[Entries from a visual dataset]
____________________

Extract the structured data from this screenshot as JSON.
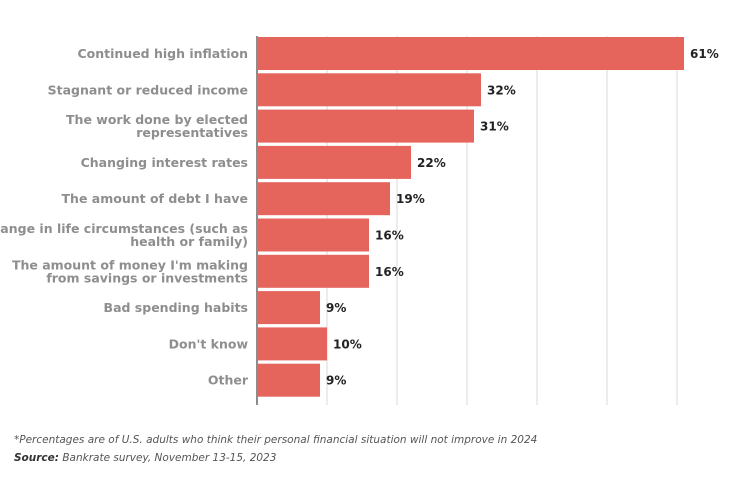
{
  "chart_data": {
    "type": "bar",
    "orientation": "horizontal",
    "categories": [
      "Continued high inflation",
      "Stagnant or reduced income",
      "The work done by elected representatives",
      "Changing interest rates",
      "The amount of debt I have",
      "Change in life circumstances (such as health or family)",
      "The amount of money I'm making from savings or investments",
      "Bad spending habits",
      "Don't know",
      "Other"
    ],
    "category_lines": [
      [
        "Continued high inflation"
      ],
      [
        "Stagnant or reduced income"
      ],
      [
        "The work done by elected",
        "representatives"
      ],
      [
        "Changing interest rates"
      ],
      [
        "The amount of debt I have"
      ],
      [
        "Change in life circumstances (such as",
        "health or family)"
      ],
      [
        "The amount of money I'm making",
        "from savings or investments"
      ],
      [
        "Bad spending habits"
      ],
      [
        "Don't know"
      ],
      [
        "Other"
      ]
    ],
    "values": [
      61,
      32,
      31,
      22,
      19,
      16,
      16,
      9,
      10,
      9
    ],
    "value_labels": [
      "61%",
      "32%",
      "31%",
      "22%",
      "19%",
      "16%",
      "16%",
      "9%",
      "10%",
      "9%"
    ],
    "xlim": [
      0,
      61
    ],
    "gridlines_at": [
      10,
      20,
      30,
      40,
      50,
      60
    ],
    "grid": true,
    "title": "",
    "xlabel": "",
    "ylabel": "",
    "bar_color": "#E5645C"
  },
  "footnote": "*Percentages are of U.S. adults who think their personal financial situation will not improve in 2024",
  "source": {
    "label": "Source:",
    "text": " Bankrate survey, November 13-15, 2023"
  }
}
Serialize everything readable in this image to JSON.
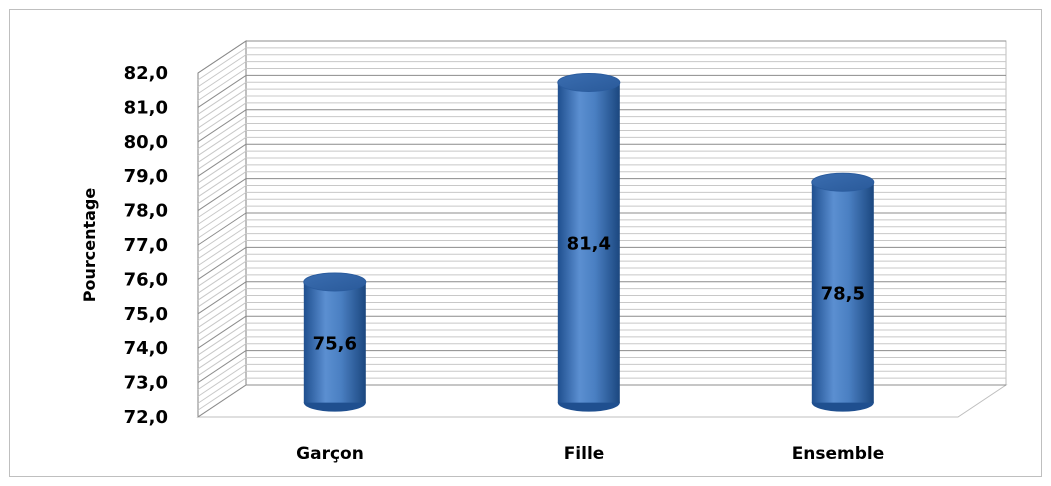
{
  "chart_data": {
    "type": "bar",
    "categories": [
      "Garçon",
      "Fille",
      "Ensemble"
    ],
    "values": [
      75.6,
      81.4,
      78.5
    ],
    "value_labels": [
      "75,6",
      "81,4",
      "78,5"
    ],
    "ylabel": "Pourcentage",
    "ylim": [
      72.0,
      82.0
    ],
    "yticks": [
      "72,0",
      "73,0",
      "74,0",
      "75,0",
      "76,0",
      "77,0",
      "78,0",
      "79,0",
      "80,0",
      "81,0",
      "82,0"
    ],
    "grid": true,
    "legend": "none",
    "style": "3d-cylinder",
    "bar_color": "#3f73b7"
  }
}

____________________

• _Task to carry out_
Using the listing above, pick out each line that contains the word "health", then copy it.

• _Task output_
      "Change in life circumstances (such as health or family)",
        "health or family)"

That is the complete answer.